# EXERCISE
Nothing should be left out: output all of the entries exactly.

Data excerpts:
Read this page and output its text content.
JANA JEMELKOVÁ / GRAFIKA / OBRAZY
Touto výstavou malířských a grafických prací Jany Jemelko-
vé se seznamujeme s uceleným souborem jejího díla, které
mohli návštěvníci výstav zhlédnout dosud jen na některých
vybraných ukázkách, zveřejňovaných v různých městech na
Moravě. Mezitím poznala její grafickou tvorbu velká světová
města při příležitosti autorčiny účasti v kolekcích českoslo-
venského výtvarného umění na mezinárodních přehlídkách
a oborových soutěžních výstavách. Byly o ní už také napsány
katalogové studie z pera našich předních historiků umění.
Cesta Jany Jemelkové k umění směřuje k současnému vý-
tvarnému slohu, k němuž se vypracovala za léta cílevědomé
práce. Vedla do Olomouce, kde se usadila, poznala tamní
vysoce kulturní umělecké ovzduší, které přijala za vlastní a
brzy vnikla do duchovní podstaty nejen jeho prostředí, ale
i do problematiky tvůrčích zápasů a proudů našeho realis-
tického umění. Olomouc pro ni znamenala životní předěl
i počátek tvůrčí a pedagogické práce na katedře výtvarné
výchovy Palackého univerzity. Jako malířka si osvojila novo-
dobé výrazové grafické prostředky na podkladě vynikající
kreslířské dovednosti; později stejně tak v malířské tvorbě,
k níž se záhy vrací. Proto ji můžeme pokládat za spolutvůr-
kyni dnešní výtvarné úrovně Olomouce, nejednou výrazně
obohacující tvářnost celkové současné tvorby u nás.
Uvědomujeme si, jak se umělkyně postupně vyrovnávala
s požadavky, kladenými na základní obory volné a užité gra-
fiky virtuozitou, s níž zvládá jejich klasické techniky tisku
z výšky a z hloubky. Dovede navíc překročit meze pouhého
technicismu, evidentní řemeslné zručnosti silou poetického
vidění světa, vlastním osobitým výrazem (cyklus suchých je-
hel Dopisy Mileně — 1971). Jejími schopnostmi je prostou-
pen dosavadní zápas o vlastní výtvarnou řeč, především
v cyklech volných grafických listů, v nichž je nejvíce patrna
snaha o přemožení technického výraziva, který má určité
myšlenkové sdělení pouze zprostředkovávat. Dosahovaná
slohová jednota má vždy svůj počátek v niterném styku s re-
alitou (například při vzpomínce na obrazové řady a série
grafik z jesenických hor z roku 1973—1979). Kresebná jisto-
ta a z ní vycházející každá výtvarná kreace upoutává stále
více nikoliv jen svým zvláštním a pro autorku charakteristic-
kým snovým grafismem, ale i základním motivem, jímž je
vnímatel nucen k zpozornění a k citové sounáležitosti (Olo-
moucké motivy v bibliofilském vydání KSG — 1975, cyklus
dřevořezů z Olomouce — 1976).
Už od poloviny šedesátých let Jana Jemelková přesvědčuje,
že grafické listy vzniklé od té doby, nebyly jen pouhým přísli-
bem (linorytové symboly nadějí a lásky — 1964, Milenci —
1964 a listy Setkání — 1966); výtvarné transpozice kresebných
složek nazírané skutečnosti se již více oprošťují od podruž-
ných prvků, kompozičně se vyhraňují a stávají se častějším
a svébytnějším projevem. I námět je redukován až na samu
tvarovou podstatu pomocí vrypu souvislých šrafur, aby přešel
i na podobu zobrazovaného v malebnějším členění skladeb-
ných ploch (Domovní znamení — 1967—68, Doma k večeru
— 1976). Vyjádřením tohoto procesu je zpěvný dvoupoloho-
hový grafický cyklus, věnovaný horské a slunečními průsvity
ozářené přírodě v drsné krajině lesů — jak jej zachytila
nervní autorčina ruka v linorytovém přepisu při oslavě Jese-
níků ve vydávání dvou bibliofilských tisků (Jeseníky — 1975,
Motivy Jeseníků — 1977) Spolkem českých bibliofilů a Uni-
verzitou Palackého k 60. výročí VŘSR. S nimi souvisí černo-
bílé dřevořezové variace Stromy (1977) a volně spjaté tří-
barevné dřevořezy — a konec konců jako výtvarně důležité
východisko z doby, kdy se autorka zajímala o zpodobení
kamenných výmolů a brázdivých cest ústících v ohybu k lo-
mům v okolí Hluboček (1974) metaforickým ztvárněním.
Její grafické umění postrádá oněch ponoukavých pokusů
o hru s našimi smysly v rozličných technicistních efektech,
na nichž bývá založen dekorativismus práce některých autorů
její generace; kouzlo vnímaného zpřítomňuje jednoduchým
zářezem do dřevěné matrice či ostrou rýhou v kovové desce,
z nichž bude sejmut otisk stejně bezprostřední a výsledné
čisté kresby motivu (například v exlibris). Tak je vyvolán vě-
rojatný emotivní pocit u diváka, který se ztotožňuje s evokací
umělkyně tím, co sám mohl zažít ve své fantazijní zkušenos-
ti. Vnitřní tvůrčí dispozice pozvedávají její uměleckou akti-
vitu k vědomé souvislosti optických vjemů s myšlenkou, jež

# PROBLEM SOLUTION
Read this page and output its text content.
JANA JEMELKOVÁ / GRAFIKA / OBRAZY
Touto výstavou malířských a grafických prací Jany Jemelko-
vé se seznamujeme s uceleným souborem jejího díla, které
mohli návštěvníci výstav zhlédnout dosud jen na některých
vybraných ukázkách, zveřejňovaných v různých městech na
Moravě. Mezitím poznala její grafickou tvorbu velká světová
města při příležitosti autorčiny účasti v kolekcích českoslo-
venského výtvarného umění na mezinárodních přehlídkách
a oborových soutěžních výstavách. Byly o ní už také napsány
katalogové studie z pera našich předních historiků umění.
Cesta Jany Jemelkové k umění směřuje k současnému vý-
tvarnému slohu, k němuž se vypracovala za léta cílevědomé
práce. Vedla do Olomouce, kde se usadila, poznala tamní
vysoce kulturní umělecké ovzduší, které přijala za vlastní a
brzy vnikla do duchovní podstaty nejen jeho prostředí, ale
i do problematiky tvůrčích zápasů a proudů našeho realis-
tického umění. Olomouc pro ni znamenala životní předěl
i počátek tvůrčí a pedagogické práce na katedře výtvarné
výchovy Palackého univerzity. Jako malířka si osvojila novo-
dobé výrazové grafické prostředky na podkladě vynikající
kreslířské dovednosti; později stejně tak v malířské tvorbě,
k níž se záhy vrací. Proto ji můžeme pokládat za spolutvůr-
kyni dnešní výtvarné úrovně Olomouce, nejednou výrazně
obohacující tvářnost celkové současné tvorby u nás.
Uvědomujeme si, jak se umělkyně postupně vyrovnávala
s požadavky, kladenými na základní obory volné a užité gra-
fiky virtuozitou, s níž zvládá jejich klasické techniky tisku
z výšky a z hloubky. Dovede navíc překročit meze pouhého
technicismu, evidentní řemeslné zručnosti silou poetického
vidění světa, vlastním osobitým výrazem (cyklus suchých je-
hel Dopisy Mileně — 1971). Jejími schopnostmi je prostou-
pen dosavadní zápas o vlastní výtvarnou řeč, především
v cyklech volných grafických listů, v nichž je nejvíce patrna
snaha o přemožení technického výraziva, který má určité
myšlenkové sdělení pouze zprostředkovávat. Dosahovaná
slohová jednota má vždy svůj počátek v niterném styku s re-
alitou (například při vzpomínce na obrazové řady a série
grafik z jesenických hor z roku 1973—1979). Kresebná jisto-
ta a z ní vycházející každá výtvarná kreace upoutává stále
více nikoliv jen svým zvláštním a pro autorku charakteristic-
kým snovým grafismem, ale i základním motivem, jímž je
vnímatel nucen k zpozornění a k citové sounáležitosti (Olo-
moucké motivy v bibliofilském vydání KSG — 1975, cyklus
dřevořezů z Olomouce — 1976).
Už od poloviny šedesátých let Jana Jemelková přesvědčuje,
že grafické listy vzniklé od té doby, nebyly jen pouhým přísli-
bem (linorytové symboly nadějí a lásky — 1964, Milenci —
1964 a listy Setkání — 1966); výtvarné transpozice kresebných
složek nazírané skutečnosti se již více oprošťují od podruž-
ných prvků, kompozičně se vyhraňují a stávají se častějším
a svébytnějším projevem. I námět je redukován až na samu
tvarovou podstatu pomocí vrypu souvislých šrafur, aby přešel
i na podobu zobrazovaného v malebnějším členění skladeb-
ných ploch (Domovní znamení — 1967—68, Doma k večeru
— 1976). Vyjádřením tohoto procesu je zpěvný dvoupoloho-
hový grafický cyklus, věnovaný horské a slunečními průsvity
ozářené přírodě v drsné krajině lesů — jak jej zachytila
nervní autorčina ruka v linorytovém přepisu při oslavě Jese-
níků ve vydávání dvou bibliofilských tisků (Jeseníky — 1975,
Motivy Jeseníků — 1977) Spolkem českých bibliofilů a Uni-
verzitou Palackého k 60. výročí VŘSR. S nimi souvisí černo-
bílé dřevořezové variace Stromy (1977) a volně spjaté tří-
barevné dřevořezy — a konec konců jako výtvarně důležité
východisko z doby, kdy se autorka zajímala o zpodobení
kamenných výmolů a brázdivých cest ústících v ohybu k lo-
mům v okolí Hluboček (1974) metaforickým ztvárněním.
Její grafické umění postrádá oněch ponoukavých pokusů
o hru s našimi smysly v rozličných technicistních efektech,
na nichž bývá založen dekorativismus práce některých autorů
její generace; kouzlo vnímaného zpřítomňuje jednoduchým
zářezem do dřevěné matrice či ostrou rýhou v kovové desce,
z nichž bude sejmut otisk stejně bezprostřední a výsledné
čisté kresby motivu (například v exlibris). Tak je vyvolán vě-
rojatný emotivní pocit u diváka, který se ztotožňuje s evokací
umělkyně tím, co sám mohl zažít ve své fantazijní zkušenos-
ti. Vnitřní tvůrčí dispozice pozvedávají její uměleckou akti-
vitu k vědomé souvislosti optických vjemů s myšlenkou, jež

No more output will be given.